======== Material shown ========
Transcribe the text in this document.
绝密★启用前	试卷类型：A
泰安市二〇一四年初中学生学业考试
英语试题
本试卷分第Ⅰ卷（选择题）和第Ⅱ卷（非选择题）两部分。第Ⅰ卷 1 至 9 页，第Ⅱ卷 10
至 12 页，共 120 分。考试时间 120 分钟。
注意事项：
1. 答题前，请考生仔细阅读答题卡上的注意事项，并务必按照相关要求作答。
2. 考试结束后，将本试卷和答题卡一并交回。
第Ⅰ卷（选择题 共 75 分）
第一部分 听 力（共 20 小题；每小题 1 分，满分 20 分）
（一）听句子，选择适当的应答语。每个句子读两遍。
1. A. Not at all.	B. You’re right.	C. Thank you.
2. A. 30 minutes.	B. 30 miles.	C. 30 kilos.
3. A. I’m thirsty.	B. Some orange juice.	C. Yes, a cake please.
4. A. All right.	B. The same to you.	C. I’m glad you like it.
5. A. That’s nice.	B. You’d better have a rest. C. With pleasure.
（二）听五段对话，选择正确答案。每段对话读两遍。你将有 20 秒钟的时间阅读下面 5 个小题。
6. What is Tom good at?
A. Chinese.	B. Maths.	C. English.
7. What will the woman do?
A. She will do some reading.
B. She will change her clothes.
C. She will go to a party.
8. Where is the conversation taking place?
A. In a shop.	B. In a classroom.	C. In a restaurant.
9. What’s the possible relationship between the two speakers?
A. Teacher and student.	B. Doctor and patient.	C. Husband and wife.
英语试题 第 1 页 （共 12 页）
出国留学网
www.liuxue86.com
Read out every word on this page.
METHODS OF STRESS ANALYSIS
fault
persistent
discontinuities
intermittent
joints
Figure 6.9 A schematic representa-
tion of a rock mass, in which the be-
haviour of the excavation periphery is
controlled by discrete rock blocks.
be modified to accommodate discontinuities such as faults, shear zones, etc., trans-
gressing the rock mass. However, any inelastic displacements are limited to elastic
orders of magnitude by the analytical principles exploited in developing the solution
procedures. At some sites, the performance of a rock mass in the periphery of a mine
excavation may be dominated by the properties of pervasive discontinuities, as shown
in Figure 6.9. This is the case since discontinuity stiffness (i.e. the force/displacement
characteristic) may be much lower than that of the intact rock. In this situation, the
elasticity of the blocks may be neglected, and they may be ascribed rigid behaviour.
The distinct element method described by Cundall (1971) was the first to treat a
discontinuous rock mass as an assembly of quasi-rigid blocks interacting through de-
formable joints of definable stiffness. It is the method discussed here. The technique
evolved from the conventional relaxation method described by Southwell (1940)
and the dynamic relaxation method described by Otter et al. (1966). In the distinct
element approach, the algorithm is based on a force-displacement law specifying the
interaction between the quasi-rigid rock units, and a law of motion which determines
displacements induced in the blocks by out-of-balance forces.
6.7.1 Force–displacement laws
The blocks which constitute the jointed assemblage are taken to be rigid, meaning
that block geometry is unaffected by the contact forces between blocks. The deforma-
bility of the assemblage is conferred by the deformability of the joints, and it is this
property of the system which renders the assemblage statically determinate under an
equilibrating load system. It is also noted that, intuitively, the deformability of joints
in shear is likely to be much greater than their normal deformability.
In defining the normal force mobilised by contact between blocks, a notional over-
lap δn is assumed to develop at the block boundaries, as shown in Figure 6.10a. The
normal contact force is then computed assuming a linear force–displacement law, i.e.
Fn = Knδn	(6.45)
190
========
Exercise objective: Return the entries in full, keeping every line exactly as it is.

Solution to this problem:
Transcribe the text in this document.
绝密★启用前	试卷类型：A
泰安市二〇一四年初中学生学业考试
英语试题
本试卷分第Ⅰ卷（选择题）和第Ⅱ卷（非选择题）两部分。第Ⅰ卷 1 至 9 页，第Ⅱ卷 10
至 12 页，共 120 分。考试时间 120 分钟。
注意事项：
1. 答题前，请考生仔细阅读答题卡上的注意事项，并务必按照相关要求作答。
2. 考试结束后，将本试卷和答题卡一并交回。
第Ⅰ卷（选择题 共 75 分）
第一部分 听 力（共 20 小题；每小题 1 分，满分 20 分）
（一）听句子，选择适当的应答语。每个句子读两遍。
1. A. Not at all.	B. You’re right.	C. Thank you.
2. A. 30 minutes.	B. 30 miles.	C. 30 kilos.
3. A. I’m thirsty.	B. Some orange juice.	C. Yes, a cake please.
4. A. All right.	B. The same to you.	C. I’m glad you like it.
5. A. That’s nice.	B. You’d better have a rest. C. With pleasure.
（二）听五段对话，选择正确答案。每段对话读两遍。你将有 20 秒钟的时间阅读下面 5 个小题。
6. What is Tom good at?
A. Chinese.	B. Maths.	C. English.
7. What will the woman do?
A. She will do some reading.
B. She will change her clothes.
C. She will go to a party.
8. Where is the conversation taking place?
A. In a shop.	B. In a classroom.	C. In a restaurant.
9. What’s the possible relationship between the two speakers?
A. Teacher and student.	B. Doctor and patient.	C. Husband and wife.
英语试题 第 1 页 （共 12 页）
出国留学网
www.liuxue86.com
Read out every word on this page.
METHODS OF STRESS ANALYSIS
fault
persistent
discontinuities
intermittent
joints
Figure 6.9 A schematic representa-
tion of a rock mass, in which the be-
haviour of the excavation periphery is
controlled by discrete rock blocks.
be modified to accommodate discontinuities such as faults, shear zones, etc., trans-
gressing the rock mass. However, any inelastic displacements are limited to elastic
orders of magnitude by the analytical principles exploited in developing the solution
procedures. At some sites, the performance of a rock mass in the periphery of a mine
excavation may be dominated by the properties of pervasive discontinuities, as shown
in Figure 6.9. This is the case since discontinuity stiffness (i.e. the force/displacement
characteristic) may be much lower than that of the intact rock. In this situation, the
elasticity of the blocks may be neglected, and they may be ascribed rigid behaviour.
The distinct element method described by Cundall (1971) was the first to treat a
discontinuous rock mass as an assembly of quasi-rigid blocks interacting through de-
formable joints of definable stiffness. It is the method discussed here. The technique
evolved from the conventional relaxation method described by Southwell (1940)
and the dynamic relaxation method described by Otter et al. (1966). In the distinct
element approach, the algorithm is based on a force-displacement law specifying the
interaction between the quasi-rigid rock units, and a law of motion which determines
displacements induced in the blocks by out-of-balance forces.
6.7.1 Force–displacement laws
The blocks which constitute the jointed assemblage are taken to be rigid, meaning
that block geometry is unaffected by the contact forces between blocks. The deforma-
bility of the assemblage is conferred by the deformability of the joints, and it is this
property of the system which renders the assemblage statically determinate under an
equilibrating load system. It is also noted that, intuitively, the deformability of joints
in shear is likely to be much greater than their normal deformability.
In defining the normal force mobilised by contact between blocks, a notional over-
lap δn is assumed to develop at the block boundaries, as shown in Figure 6.10a. The
normal contact force is then computed assuming a linear force–displacement law, i.e.
Fn = Knδn	(6.45)
190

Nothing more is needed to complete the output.